#### Written request:
Extract each line holding the word "سبعون" from the entries.

#### Data listing:
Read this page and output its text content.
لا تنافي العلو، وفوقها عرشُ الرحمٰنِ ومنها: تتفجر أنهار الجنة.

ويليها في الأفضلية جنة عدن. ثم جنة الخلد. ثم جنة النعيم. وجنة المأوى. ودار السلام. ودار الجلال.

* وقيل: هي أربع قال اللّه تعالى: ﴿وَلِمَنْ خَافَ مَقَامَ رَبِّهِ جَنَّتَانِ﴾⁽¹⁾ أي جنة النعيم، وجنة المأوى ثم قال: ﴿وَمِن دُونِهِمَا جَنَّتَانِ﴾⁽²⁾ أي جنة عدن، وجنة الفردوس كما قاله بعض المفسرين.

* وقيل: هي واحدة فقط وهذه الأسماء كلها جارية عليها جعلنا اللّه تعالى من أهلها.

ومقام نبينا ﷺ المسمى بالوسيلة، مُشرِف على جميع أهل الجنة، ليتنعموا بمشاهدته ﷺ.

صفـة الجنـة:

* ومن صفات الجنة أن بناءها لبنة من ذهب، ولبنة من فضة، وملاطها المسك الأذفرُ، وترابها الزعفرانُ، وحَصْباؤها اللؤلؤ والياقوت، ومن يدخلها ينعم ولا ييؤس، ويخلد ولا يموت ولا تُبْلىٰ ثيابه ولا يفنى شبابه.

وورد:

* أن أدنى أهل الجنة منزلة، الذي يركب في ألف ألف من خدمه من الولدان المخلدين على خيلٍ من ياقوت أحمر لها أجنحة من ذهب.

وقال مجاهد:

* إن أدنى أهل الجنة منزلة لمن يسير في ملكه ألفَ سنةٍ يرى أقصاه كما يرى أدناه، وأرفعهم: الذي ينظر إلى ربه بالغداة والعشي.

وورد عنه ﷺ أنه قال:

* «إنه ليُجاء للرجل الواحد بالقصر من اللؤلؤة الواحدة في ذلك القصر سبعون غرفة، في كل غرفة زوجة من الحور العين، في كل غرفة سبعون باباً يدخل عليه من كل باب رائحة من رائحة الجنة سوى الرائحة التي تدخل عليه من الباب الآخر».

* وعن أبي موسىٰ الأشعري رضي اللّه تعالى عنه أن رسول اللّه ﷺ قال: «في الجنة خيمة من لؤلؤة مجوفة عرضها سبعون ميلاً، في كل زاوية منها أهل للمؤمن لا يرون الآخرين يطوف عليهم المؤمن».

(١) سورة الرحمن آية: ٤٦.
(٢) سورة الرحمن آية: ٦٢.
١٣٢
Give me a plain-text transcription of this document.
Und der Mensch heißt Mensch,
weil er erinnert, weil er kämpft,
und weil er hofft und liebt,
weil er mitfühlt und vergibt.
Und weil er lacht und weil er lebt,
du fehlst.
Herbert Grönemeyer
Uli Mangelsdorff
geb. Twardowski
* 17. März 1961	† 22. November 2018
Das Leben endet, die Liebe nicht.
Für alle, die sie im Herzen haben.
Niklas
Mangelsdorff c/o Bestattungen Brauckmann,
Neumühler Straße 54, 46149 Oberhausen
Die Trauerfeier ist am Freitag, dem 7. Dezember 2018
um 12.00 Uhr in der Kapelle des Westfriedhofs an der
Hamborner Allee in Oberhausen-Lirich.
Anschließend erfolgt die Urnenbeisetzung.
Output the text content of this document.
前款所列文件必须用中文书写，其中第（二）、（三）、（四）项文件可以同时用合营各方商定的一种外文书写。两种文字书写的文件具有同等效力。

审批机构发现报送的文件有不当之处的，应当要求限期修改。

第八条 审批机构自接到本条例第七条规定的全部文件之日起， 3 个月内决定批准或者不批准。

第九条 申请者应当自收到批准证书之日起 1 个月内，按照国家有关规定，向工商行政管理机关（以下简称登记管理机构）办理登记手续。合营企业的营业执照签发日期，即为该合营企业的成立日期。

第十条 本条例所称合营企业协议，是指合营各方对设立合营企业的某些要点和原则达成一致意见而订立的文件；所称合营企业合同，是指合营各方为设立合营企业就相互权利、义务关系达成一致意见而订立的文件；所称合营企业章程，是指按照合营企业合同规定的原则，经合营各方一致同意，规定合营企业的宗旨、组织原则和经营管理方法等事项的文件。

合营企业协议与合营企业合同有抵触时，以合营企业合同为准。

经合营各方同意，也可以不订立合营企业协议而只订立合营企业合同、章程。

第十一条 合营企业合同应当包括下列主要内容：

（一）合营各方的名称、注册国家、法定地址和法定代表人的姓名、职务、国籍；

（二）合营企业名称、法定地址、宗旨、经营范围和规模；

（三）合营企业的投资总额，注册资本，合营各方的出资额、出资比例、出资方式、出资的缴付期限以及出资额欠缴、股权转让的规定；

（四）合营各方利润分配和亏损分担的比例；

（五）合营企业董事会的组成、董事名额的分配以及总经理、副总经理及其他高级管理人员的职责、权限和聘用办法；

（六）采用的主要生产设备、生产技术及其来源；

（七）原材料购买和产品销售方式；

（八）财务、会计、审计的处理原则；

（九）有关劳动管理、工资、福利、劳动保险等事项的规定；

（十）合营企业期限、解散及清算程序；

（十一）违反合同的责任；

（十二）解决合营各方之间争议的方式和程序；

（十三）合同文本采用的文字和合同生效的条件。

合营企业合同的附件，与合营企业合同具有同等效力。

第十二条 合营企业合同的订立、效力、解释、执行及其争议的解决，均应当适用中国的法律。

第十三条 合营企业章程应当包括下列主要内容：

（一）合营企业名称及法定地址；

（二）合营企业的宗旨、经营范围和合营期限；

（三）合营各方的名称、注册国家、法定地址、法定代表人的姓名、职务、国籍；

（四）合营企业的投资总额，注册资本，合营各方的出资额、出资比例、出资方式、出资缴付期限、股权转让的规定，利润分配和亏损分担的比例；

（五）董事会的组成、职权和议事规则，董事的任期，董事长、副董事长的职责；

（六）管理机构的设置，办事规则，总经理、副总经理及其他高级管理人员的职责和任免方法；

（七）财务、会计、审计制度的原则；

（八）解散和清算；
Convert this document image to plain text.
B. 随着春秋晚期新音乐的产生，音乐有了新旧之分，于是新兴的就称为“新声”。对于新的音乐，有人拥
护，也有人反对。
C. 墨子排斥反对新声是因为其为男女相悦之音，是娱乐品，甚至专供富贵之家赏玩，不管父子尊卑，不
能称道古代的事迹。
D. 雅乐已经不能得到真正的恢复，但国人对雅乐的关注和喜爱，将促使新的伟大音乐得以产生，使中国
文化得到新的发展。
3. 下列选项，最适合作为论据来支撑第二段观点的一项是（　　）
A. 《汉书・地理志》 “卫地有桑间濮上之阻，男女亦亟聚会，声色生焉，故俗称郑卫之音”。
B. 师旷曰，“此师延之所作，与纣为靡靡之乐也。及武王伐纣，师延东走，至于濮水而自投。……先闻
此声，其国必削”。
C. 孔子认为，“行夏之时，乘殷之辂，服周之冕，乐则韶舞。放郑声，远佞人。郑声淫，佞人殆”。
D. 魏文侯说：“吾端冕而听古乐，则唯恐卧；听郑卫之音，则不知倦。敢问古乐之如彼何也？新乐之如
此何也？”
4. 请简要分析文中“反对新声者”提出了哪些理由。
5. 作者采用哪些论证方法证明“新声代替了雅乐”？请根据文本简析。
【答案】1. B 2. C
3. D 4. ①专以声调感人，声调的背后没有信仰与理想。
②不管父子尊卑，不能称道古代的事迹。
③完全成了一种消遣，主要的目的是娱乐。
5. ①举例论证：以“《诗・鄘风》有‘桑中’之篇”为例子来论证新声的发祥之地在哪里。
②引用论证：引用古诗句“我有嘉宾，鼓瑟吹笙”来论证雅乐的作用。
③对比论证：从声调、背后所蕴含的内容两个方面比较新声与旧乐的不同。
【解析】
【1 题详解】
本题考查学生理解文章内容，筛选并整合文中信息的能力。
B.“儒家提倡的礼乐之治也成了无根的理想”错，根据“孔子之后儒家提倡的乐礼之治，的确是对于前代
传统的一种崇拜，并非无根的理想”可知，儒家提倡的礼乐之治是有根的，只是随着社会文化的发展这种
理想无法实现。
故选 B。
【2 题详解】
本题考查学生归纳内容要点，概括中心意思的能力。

#### Result of this task:
* «إنه ليُجاء للرجل الواحد بالقصر من اللؤلؤة الواحدة في ذلك القصر سبعون غرفة، في كل غرفة زوجة من الحور العين، في كل غرفة سبعون باباً يدخل عليه من كل باب رائحة من رائحة الجنة سوى الرائحة التي تدخل عليه من الباب الآخر».
* وعن أبي موسىٰ الأشعري رضي اللّه تعالى عنه أن رسول اللّه ﷺ قال: «في الجنة خيمة من لؤلؤة مجوفة عرضها سبعون ميلاً، في كل زاوية منها أهل للمؤمن لا يرون الآخرين يطوف عليهم المؤمن».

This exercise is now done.